GIVEN INSTRUCTION: Restate all of the entries exactly, dropping any pictures they hold.

Figure record listings
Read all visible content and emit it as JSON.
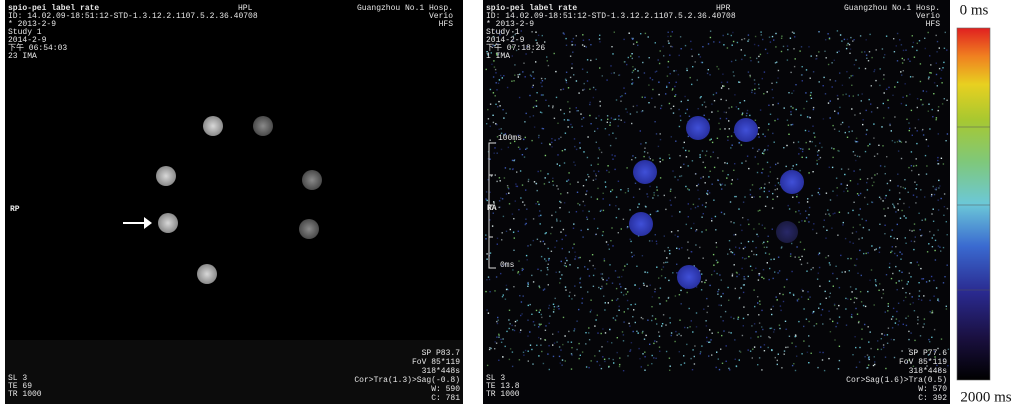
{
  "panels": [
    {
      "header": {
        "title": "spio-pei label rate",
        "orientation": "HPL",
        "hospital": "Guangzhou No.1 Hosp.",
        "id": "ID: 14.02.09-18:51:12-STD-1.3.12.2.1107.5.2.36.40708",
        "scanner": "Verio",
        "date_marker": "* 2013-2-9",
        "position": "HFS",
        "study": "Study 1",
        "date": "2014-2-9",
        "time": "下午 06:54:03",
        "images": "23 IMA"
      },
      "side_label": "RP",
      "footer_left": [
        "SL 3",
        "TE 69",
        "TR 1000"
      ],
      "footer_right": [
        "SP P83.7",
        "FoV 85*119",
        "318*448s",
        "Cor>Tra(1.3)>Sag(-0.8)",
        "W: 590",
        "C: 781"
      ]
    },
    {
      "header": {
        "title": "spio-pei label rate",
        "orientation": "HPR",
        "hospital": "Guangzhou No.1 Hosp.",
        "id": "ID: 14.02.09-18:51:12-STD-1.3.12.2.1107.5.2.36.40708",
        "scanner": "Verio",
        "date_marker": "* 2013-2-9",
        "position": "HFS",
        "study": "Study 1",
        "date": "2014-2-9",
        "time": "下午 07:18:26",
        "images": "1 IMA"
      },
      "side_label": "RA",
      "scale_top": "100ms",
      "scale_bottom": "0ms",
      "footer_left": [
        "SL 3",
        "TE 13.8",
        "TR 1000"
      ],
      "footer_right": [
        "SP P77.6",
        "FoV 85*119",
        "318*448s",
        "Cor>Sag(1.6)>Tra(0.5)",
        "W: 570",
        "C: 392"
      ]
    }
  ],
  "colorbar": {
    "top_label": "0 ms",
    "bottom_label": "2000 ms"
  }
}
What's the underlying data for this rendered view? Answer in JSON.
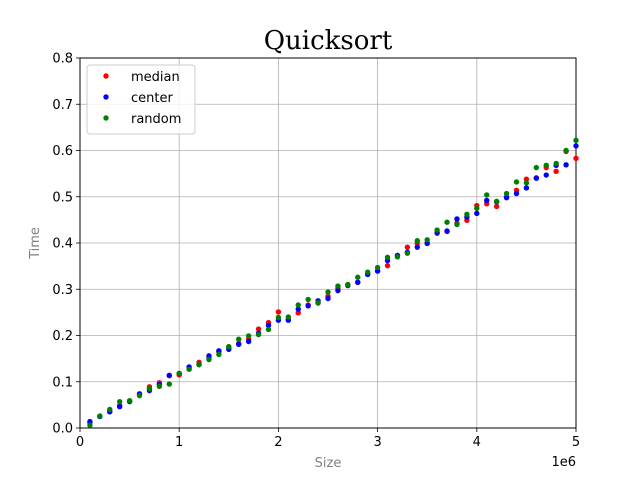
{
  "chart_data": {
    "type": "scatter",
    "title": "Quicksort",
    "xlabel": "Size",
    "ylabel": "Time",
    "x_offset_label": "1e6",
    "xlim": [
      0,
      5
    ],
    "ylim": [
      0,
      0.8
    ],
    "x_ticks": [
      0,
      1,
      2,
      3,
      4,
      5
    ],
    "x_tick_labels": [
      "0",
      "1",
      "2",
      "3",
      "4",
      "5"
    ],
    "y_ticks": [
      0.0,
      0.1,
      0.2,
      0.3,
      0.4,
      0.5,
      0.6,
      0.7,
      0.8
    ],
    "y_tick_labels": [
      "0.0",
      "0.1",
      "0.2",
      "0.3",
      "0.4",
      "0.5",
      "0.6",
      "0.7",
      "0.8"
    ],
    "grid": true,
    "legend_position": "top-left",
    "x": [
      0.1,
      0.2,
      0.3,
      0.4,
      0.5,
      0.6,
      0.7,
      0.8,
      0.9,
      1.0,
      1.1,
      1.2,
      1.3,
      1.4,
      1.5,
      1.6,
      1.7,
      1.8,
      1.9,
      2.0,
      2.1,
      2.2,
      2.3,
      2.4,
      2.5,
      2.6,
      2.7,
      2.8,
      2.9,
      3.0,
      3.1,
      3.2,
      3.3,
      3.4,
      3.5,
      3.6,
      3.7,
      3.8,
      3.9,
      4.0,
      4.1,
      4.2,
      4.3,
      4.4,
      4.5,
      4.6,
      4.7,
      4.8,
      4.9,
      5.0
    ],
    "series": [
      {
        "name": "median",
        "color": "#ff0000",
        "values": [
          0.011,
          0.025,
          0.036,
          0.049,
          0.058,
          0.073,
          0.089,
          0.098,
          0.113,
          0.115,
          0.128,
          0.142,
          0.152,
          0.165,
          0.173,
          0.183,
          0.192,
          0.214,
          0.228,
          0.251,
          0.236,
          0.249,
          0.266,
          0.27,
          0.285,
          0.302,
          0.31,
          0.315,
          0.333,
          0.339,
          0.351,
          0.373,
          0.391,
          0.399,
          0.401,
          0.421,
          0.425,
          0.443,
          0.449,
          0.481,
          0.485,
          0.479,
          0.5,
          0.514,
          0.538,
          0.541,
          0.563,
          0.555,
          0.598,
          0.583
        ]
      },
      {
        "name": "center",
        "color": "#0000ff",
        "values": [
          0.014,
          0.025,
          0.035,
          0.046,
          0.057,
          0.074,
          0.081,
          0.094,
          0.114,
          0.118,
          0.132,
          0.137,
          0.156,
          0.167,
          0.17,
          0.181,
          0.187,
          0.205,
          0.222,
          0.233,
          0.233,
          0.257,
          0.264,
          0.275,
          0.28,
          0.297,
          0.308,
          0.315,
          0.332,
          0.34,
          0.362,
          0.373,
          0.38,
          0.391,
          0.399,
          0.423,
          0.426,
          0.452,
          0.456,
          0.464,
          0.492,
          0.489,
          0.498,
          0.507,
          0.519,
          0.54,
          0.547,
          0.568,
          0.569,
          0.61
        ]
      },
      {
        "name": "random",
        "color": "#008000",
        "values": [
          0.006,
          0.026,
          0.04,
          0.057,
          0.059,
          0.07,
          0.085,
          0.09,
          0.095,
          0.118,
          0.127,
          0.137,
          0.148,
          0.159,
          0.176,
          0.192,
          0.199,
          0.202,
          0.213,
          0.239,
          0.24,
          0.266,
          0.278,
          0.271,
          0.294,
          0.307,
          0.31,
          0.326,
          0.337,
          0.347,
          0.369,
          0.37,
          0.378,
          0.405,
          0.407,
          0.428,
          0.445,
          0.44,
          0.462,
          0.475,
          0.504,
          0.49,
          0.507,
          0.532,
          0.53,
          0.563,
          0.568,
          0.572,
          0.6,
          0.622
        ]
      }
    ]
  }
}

RIGHT ANSWER:
Read all visible content and emit it as JSON.
{
  "panels": [
    {
      "header": {
        "title": "spio-pei label rate",
        "orientation": "HPL",
        "hospital": "Guangzhou No.1 Hosp.",
        "id": "ID: 14.02.09-18:51:12-STD-1.3.12.2.1107.5.2.36.40708",
        "scanner": "Verio",
        "date_marker": "* 2013-2-9",
        "position": "HFS",
        "study": "Study 1",
        "date": "2014-2-9",
        "time": "下午 06:54:03",
        "images": "23 IMA"
      },
      "side_label": "RP",
      "footer_left": [
        "SL 3",
        "TE 69",
        "TR 1000"
      ],
      "footer_right": [
        "SP P83.7",
        "FoV 85*119",
        "318*448s",
        "Cor>Tra(1.3)>Sag(-0.8)",
        "W: 590",
        "C: 781"
      ]
    },
    {
      "header": {
        "title": "spio-pei label rate",
        "orientation": "HPR",
        "hospital": "Guangzhou No.1 Hosp.",
        "id": "ID: 14.02.09-18:51:12-STD-1.3.12.2.1107.5.2.36.40708",
        "scanner": "Verio",
        "date_marker": "* 2013-2-9",
        "position": "HFS",
        "study": "Study 1",
        "date": "2014-2-9",
        "time": "下午 07:18:26",
        "images": "1 IMA"
      },
      "side_label": "RA",
      "scale_top": "100ms",
      "scale_bottom": "0ms",
      "footer_left": [
        "SL 3",
        "TE 13.8",
        "TR 1000"
      ],
      "footer_right": [
        "SP P77.6",
        "FoV 85*119",
        "318*448s",
        "Cor>Sag(1.6)>Tra(0.5)",
        "W: 570",
        "C: 392"
      ]
    }
  ],
  "colorbar": {
    "top_label": "0 ms",
    "bottom_label": "2000 ms"
  }
}
What's the underlying data for this rendered view? Answer in JSON.
{
  "chart_data": {
    "type": "scatter",
    "title": "Quicksort",
    "xlabel": "Size",
    "ylabel": "Time",
    "x_offset_label": "1e6",
    "xlim": [
      0,
      5
    ],
    "ylim": [
      0,
      0.8
    ],
    "x_ticks": [
      0,
      1,
      2,
      3,
      4,
      5
    ],
    "x_tick_labels": [
      "0",
      "1",
      "2",
      "3",
      "4",
      "5"
    ],
    "y_ticks": [
      0.0,
      0.1,
      0.2,
      0.3,
      0.4,
      0.5,
      0.6,
      0.7,
      0.8
    ],
    "y_tick_labels": [
      "0.0",
      "0.1",
      "0.2",
      "0.3",
      "0.4",
      "0.5",
      "0.6",
      "0.7",
      "0.8"
    ],
    "grid": true,
    "legend_position": "top-left",
    "x": [
      0.1,
      0.2,
      0.3,
      0.4,
      0.5,
      0.6,
      0.7,
      0.8,
      0.9,
      1.0,
      1.1,
      1.2,
      1.3,
      1.4,
      1.5,
      1.6,
      1.7,
      1.8,
      1.9,
      2.0,
      2.1,
      2.2,
      2.3,
      2.4,
      2.5,
      2.6,
      2.7,
      2.8,
      2.9,
      3.0,
      3.1,
      3.2,
      3.3,
      3.4,
      3.5,
      3.6,
      3.7,
      3.8,
      3.9,
      4.0,
      4.1,
      4.2,
      4.3,
      4.4,
      4.5,
      4.6,
      4.7,
      4.8,
      4.9,
      5.0
    ],
    "series": [
      {
        "name": "median",
        "color": "#ff0000",
        "values": [
          0.011,
          0.025,
          0.036,
          0.049,
          0.058,
          0.073,
          0.089,
          0.098,
          0.113,
          0.115,
          0.128,
          0.142,
          0.152,
          0.165,
          0.173,
          0.183,
          0.192,
          0.214,
          0.228,
          0.251,
          0.236,
          0.249,
          0.266,
          0.27,
          0.285,
          0.302,
          0.31,
          0.315,
          0.333,
          0.339,
          0.351,
          0.373,
          0.391,
          0.399,
          0.401,
          0.421,
          0.425,
          0.443,
          0.449,
          0.481,
          0.485,
          0.479,
          0.5,
          0.514,
          0.538,
          0.541,
          0.563,
          0.555,
          0.598,
          0.583
        ]
      },
      {
        "name": "center",
        "color": "#0000ff",
        "values": [
          0.014,
          0.025,
          0.035,
          0.046,
          0.057,
          0.074,
          0.081,
          0.094,
          0.114,
          0.118,
          0.132,
          0.137,
          0.156,
          0.167,
          0.17,
          0.181,
          0.187,
          0.205,
          0.222,
          0.233,
          0.233,
          0.257,
          0.264,
          0.275,
          0.28,
          0.297,
          0.308,
          0.315,
          0.332,
          0.34,
          0.362,
          0.373,
          0.38,
          0.391,
          0.399,
          0.423,
          0.426,
          0.452,
          0.456,
          0.464,
          0.492,
          0.489,
          0.498,
          0.507,
          0.519,
          0.54,
          0.547,
          0.568,
          0.569,
          0.61
        ]
      },
      {
        "name": "random",
        "color": "#008000",
        "values": [
          0.006,
          0.026,
          0.04,
          0.057,
          0.059,
          0.07,
          0.085,
          0.09,
          0.095,
          0.118,
          0.127,
          0.137,
          0.148,
          0.159,
          0.176,
          0.192,
          0.199,
          0.202,
          0.213,
          0.239,
          0.24,
          0.266,
          0.278,
          0.271,
          0.294,
          0.307,
          0.31,
          0.326,
          0.337,
          0.347,
          0.369,
          0.37,
          0.378,
          0.405,
          0.407,
          0.428,
          0.445,
          0.44,
          0.462,
          0.475,
          0.504,
          0.49,
          0.507,
          0.532,
          0.53,
          0.563,
          0.568,
          0.572,
          0.6,
          0.622
        ]
      }
    ]
  }
}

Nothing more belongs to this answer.